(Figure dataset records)
"""

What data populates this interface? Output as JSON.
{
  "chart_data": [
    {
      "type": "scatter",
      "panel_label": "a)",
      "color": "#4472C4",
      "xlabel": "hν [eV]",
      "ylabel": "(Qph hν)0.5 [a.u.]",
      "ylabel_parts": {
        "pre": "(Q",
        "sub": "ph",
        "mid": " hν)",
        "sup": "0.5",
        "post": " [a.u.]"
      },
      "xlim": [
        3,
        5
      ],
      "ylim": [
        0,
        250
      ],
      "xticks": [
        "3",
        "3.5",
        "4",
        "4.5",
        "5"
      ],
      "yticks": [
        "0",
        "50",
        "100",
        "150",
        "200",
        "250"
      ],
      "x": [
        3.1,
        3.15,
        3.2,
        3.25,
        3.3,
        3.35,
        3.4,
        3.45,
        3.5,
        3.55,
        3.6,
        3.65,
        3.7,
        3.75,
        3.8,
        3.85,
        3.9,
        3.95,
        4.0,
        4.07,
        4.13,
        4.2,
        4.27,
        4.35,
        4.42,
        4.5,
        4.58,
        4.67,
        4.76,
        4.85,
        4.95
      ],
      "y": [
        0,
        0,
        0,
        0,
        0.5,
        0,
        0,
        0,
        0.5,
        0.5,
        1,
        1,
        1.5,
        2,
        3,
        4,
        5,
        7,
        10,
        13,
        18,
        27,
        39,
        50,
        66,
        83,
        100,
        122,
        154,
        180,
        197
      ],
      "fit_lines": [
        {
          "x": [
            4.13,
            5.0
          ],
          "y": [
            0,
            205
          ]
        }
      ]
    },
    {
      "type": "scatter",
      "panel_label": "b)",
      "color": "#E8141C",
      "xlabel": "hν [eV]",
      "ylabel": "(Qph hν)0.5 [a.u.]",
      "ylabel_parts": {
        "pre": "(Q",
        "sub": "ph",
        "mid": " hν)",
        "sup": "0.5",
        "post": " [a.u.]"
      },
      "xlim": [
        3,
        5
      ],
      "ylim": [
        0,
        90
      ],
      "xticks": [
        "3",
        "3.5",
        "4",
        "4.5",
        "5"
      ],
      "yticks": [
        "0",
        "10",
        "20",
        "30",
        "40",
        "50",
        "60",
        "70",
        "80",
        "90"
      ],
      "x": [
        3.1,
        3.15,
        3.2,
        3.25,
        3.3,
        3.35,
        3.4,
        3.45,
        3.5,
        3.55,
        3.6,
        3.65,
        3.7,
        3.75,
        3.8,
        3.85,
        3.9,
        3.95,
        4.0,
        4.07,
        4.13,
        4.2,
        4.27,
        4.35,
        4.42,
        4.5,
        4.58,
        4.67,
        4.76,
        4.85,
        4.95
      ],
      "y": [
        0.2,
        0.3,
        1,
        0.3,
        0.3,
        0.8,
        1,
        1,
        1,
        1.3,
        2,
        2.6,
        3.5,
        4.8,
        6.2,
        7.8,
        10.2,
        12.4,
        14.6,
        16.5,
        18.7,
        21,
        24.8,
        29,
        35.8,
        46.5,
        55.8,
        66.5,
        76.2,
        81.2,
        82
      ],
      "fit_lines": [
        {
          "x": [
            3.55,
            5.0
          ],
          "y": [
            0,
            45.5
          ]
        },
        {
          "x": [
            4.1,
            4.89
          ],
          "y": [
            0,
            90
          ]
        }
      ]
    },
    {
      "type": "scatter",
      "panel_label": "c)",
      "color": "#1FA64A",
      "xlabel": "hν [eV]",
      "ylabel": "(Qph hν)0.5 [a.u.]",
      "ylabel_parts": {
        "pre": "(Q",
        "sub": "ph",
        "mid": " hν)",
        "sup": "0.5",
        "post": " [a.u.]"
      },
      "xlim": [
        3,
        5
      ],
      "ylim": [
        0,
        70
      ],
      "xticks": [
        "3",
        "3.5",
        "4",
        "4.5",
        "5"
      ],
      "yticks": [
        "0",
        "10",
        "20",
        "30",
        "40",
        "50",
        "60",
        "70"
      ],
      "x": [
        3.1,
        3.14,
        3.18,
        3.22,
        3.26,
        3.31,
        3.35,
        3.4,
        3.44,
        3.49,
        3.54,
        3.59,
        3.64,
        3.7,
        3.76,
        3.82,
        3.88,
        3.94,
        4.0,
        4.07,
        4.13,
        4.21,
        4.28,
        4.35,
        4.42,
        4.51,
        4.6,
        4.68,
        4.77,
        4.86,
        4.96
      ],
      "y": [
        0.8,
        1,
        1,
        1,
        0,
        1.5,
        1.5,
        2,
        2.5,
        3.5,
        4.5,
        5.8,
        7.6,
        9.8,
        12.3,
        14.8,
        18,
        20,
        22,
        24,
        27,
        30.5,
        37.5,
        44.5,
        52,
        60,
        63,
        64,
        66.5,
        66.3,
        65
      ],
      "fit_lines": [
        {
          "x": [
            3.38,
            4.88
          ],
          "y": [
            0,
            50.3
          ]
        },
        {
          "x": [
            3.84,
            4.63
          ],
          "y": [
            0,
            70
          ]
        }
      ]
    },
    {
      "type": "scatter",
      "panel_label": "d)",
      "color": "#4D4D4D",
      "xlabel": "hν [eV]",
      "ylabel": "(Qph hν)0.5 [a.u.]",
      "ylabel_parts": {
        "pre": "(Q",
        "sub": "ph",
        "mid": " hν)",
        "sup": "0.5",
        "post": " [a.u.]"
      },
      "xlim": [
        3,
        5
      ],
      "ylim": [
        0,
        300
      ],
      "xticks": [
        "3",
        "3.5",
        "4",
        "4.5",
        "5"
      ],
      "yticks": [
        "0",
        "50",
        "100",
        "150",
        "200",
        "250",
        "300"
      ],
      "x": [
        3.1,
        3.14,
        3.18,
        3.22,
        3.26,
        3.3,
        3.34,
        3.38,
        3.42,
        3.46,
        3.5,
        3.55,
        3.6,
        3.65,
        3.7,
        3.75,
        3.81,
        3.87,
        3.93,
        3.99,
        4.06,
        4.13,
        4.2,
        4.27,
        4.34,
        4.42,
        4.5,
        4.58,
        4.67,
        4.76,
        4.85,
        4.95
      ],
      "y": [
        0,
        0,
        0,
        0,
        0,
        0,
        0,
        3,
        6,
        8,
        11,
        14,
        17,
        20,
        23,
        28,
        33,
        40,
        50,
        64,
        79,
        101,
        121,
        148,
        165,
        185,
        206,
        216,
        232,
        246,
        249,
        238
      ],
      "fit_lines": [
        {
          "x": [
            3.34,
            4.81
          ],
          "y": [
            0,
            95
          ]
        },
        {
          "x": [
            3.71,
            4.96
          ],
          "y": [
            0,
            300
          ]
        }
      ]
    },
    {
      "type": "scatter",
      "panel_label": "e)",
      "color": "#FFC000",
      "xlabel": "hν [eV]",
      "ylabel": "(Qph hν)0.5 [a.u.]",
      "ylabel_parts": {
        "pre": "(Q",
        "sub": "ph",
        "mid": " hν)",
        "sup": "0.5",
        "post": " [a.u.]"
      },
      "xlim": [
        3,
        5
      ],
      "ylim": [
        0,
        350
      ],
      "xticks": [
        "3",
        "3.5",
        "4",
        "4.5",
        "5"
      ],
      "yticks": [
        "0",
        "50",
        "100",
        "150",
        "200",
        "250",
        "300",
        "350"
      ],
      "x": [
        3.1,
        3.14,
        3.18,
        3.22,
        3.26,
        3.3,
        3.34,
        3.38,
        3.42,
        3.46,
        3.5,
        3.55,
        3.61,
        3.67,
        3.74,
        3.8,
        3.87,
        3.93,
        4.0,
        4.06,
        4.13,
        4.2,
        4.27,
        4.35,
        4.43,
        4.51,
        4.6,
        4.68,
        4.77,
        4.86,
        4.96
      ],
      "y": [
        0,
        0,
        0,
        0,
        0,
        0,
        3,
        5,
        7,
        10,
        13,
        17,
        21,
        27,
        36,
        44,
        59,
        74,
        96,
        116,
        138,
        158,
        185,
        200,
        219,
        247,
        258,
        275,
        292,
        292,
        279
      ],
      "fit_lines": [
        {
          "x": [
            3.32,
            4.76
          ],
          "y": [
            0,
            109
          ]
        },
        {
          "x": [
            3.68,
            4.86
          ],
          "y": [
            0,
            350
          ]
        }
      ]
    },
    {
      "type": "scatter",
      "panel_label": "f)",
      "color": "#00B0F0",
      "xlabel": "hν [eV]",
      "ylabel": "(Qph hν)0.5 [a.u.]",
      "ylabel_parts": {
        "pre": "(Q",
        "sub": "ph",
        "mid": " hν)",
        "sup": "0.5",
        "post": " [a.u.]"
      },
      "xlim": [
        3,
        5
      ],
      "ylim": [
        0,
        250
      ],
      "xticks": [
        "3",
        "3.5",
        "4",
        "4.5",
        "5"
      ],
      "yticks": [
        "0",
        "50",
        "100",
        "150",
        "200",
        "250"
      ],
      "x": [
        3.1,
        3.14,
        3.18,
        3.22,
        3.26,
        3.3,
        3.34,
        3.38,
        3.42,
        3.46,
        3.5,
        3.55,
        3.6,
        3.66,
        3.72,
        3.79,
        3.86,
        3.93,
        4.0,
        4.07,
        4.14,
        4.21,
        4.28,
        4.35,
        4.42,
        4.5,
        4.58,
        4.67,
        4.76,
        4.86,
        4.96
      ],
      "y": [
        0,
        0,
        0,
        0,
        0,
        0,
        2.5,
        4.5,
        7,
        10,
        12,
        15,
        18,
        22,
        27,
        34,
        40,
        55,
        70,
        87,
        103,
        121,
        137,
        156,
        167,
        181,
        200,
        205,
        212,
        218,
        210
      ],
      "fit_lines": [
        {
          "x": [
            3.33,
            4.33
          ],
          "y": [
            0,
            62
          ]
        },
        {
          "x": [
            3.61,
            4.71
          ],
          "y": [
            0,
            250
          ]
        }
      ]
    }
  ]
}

"""

SHORT TASK
Tell how many lines include "color". The number is the whole answer.

EXERCISE OUTPUT
6